-- Begin DATA SHOWN --

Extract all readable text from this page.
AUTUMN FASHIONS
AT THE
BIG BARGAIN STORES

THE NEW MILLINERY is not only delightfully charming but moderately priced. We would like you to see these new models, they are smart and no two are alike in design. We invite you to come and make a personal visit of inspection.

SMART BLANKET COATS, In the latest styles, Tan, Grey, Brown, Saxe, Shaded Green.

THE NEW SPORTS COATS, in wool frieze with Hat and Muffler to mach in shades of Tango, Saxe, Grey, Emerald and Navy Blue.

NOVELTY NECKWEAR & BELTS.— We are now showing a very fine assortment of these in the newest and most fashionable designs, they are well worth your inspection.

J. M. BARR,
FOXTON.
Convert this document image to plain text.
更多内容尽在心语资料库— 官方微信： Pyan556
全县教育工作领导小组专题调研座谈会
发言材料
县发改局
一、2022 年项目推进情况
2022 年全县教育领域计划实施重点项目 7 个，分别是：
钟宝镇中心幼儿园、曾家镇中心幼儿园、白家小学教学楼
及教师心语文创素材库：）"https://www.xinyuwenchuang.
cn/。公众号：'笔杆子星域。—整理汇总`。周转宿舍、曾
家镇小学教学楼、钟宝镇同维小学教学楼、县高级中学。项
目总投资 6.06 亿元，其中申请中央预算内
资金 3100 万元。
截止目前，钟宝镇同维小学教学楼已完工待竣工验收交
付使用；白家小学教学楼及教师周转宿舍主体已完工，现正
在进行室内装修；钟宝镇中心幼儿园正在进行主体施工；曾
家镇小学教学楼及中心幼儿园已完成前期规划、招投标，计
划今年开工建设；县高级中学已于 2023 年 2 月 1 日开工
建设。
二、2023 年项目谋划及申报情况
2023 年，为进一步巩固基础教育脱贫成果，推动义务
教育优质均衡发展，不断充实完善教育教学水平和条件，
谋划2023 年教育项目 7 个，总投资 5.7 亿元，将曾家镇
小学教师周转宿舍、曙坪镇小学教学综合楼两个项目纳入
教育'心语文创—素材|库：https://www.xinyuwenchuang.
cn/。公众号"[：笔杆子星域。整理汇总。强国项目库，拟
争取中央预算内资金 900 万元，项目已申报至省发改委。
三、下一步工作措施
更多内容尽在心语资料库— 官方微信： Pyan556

-- End DATA SHOWN --

— PROBLEM TO SOLVE —
Exactly as shown above, return every record.

— COMPLETED TASK —
Extract all readable text from this page.
AUTUMN FASHIONS
AT THE
BIG BARGAIN STORES

THE NEW MILLINERY is not only delightfully charming but moderately priced. We would like you to see these new models, they are smart and no two are alike in design. We invite you to come and make a personal visit of inspection.

SMART BLANKET COATS, In the latest styles, Tan, Grey, Brown, Saxe, Shaded Green.

THE NEW SPORTS COATS, in wool frieze with Hat and Muffler to mach in shades of Tango, Saxe, Grey, Emerald and Navy Blue.

NOVELTY NECKWEAR & BELTS.— We are now showing a very fine assortment of these in the newest and most fashionable designs, they are well worth your inspection.

J. M. BARR,
FOXTON.
Convert this document image to plain text.
更多内容尽在心语资料库— 官方微信： Pyan556
全县教育工作领导小组专题调研座谈会
发言材料
县发改局
一、2022 年项目推进情况
2022 年全县教育领域计划实施重点项目 7 个，分别是：
钟宝镇中心幼儿园、曾家镇中心幼儿园、白家小学教学楼
及教师心语文创素材库：）"https://www.xinyuwenchuang.
cn/。公众号：'笔杆子星域。—整理汇总`。周转宿舍、曾
家镇小学教学楼、钟宝镇同维小学教学楼、县高级中学。项
目总投资 6.06 亿元，其中申请中央预算内
资金 3100 万元。
截止目前，钟宝镇同维小学教学楼已完工待竣工验收交
付使用；白家小学教学楼及教师周转宿舍主体已完工，现正
在进行室内装修；钟宝镇中心幼儿园正在进行主体施工；曾
家镇小学教学楼及中心幼儿园已完成前期规划、招投标，计
划今年开工建设；县高级中学已于 2023 年 2 月 1 日开工
建设。
二、2023 年项目谋划及申报情况
2023 年，为进一步巩固基础教育脱贫成果，推动义务
教育优质均衡发展，不断充实完善教育教学水平和条件，
谋划2023 年教育项目 7 个，总投资 5.7 亿元，将曾家镇
小学教师周转宿舍、曙坪镇小学教学综合楼两个项目纳入
教育'心语文创—素材|库：https://www.xinyuwenchuang.
cn/。公众号"[：笔杆子星域。整理汇总。强国项目库，拟
争取中央预算内资金 900 万元，项目已申报至省发改委。
三、下一步工作措施
更多内容尽在心语资料库— 官方微信： Pyan556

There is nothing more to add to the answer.